> Task requirements:
Select all lines in the records that include "compras".

BEGIN Supplied data

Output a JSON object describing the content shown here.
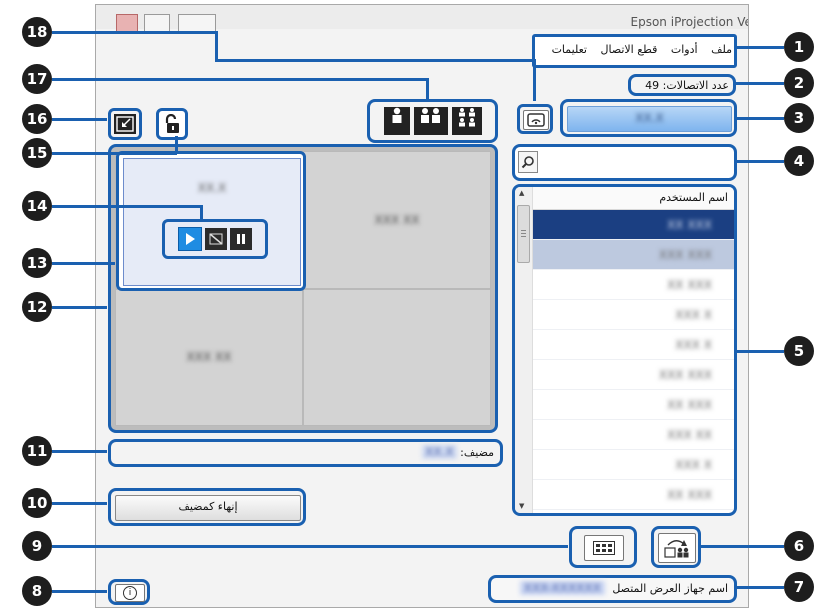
{
  "window": {
    "title": "Epson iProjection Ver.X.XX"
  },
  "menu": {
    "file": "ملف",
    "tools": "أدوات",
    "disconnect": "قطع الاتصال",
    "help": "تعليمات"
  },
  "connections": {
    "label": "عدد الاتصالات:",
    "count": "49"
  },
  "own_user": "XX.X",
  "search": {
    "placeholder": ""
  },
  "user_list": {
    "header": "اسم المستخدم",
    "rows": [
      "XX XXX",
      "XXX XXX",
      "XX XXX",
      "XXX X",
      "XXX X",
      "XXX XXX",
      "XX XXX",
      "XXX XX",
      "XXX X",
      "XX XXX"
    ]
  },
  "panels": {
    "panel_1": "XX.X",
    "panel_2": "XXX XX",
    "panel_3": "XXX XX"
  },
  "presenter": {
    "label": "مضيف:",
    "value": "XX.X"
  },
  "end_moderator_button": "إنهاء كمضيف",
  "connected_device": {
    "label": "اسم جهاز العرض المتصل",
    "value": "XXX-XXXXXX"
  },
  "callouts": [
    "1",
    "2",
    "3",
    "4",
    "5",
    "6",
    "7",
    "8",
    "9",
    "10",
    "11",
    "12",
    "13",
    "14",
    "15",
    "16",
    "17",
    "18"
  ],
  "colors": {
    "accent": "#1a60b0",
    "selected": "#1b3f82",
    "callout": "#1e1e1e"
  }
}
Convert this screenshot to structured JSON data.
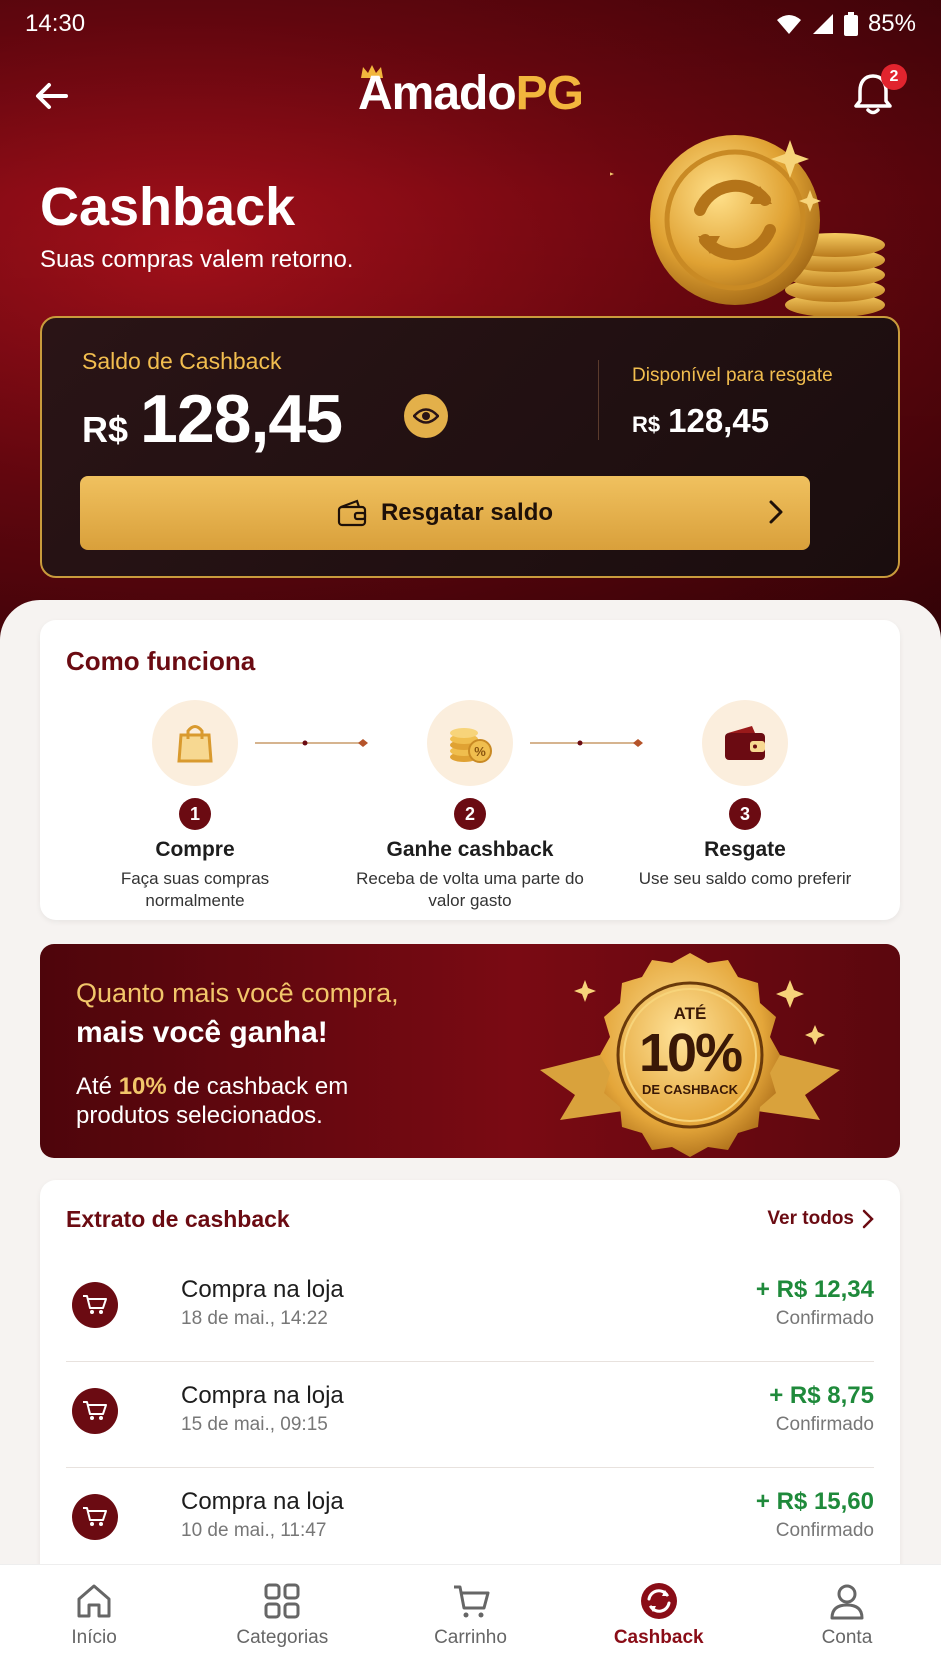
{
  "status_bar": {
    "time": "14:30",
    "battery": "85%"
  },
  "header": {
    "logo_part1": "Amado",
    "logo_part2": "PG",
    "notification_count": "2",
    "title": "Cashback",
    "subtitle": "Suas compras valem retorno."
  },
  "balance": {
    "label": "Saldo de Cashback",
    "currency": "R$",
    "amount": "128,45",
    "available_label": "Disponível para resgate",
    "available_currency": "R$",
    "available_amount": "128,45",
    "redeem_label": "Resgatar saldo"
  },
  "how_it_works": {
    "title": "Como funciona",
    "steps": [
      {
        "number": "1",
        "name": "Compre",
        "desc": "Faça suas compras normalmente",
        "icon": "shopping-bag-icon"
      },
      {
        "number": "2",
        "name": "Ganhe cashback",
        "desc": "Receba de volta uma parte do valor gasto",
        "icon": "coins-percent-icon"
      },
      {
        "number": "3",
        "name": "Resgate",
        "desc": "Use seu saldo como preferir",
        "icon": "wallet-icon"
      }
    ]
  },
  "promo": {
    "line1": "Quanto mais você compra,",
    "line2": "mais você ganha!",
    "line3_prefix": "Até ",
    "line3_highlight": "10%",
    "line3_suffix": " de cashback em produtos selecionados.",
    "seal_top": "ATÉ",
    "seal_value": "10%",
    "seal_bottom": "DE CASHBACK"
  },
  "statement": {
    "title": "Extrato de cashback",
    "see_all": "Ver todos",
    "rows": [
      {
        "name": "Compra na loja",
        "date": "18 de mai., 14:22",
        "amount": "+ R$ 12,34",
        "status": "Confirmado"
      },
      {
        "name": "Compra na loja",
        "date": "15 de mai., 09:15",
        "amount": "+ R$ 8,75",
        "status": "Confirmado"
      },
      {
        "name": "Compra na loja",
        "date": "10 de mai., 11:47",
        "amount": "+ R$ 15,60",
        "status": "Confirmado"
      }
    ]
  },
  "bottom_nav": [
    {
      "label": "Início",
      "icon": "home-icon"
    },
    {
      "label": "Categorias",
      "icon": "grid-icon"
    },
    {
      "label": "Carrinho",
      "icon": "cart-icon"
    },
    {
      "label": "Cashback",
      "icon": "cashback-icon",
      "active": true
    },
    {
      "label": "Conta",
      "icon": "user-icon"
    }
  ],
  "colors": {
    "brand_red": "#6b0b12",
    "gold": "#f2b63d",
    "positive": "#1f8a3b"
  }
}
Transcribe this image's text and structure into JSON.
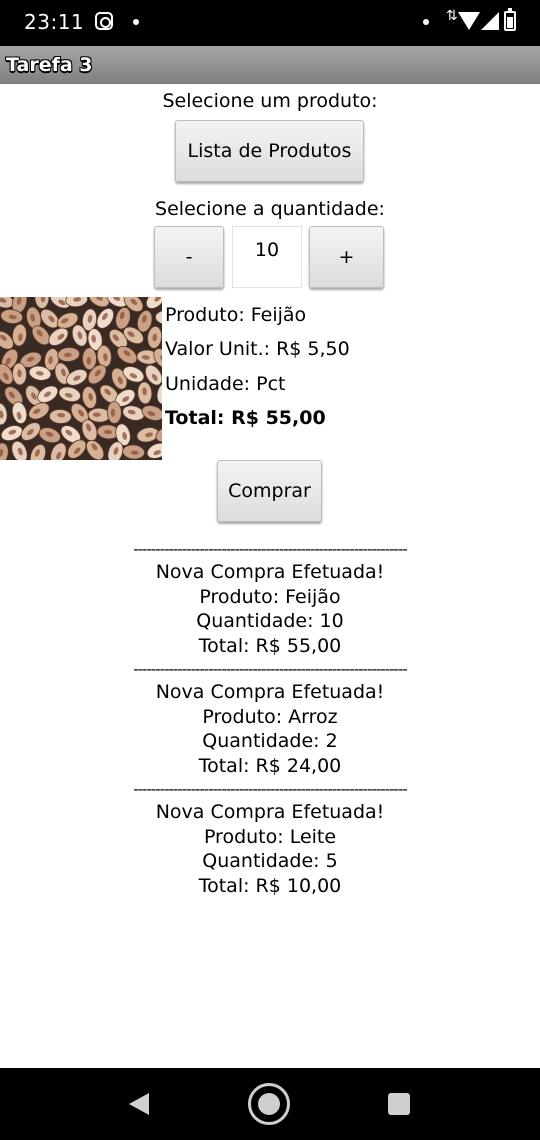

END Supplied data

> Solution for this exercise:
    "subtitle": "Suas compras valem retorno."
        "desc": "Faça suas compras normalmente",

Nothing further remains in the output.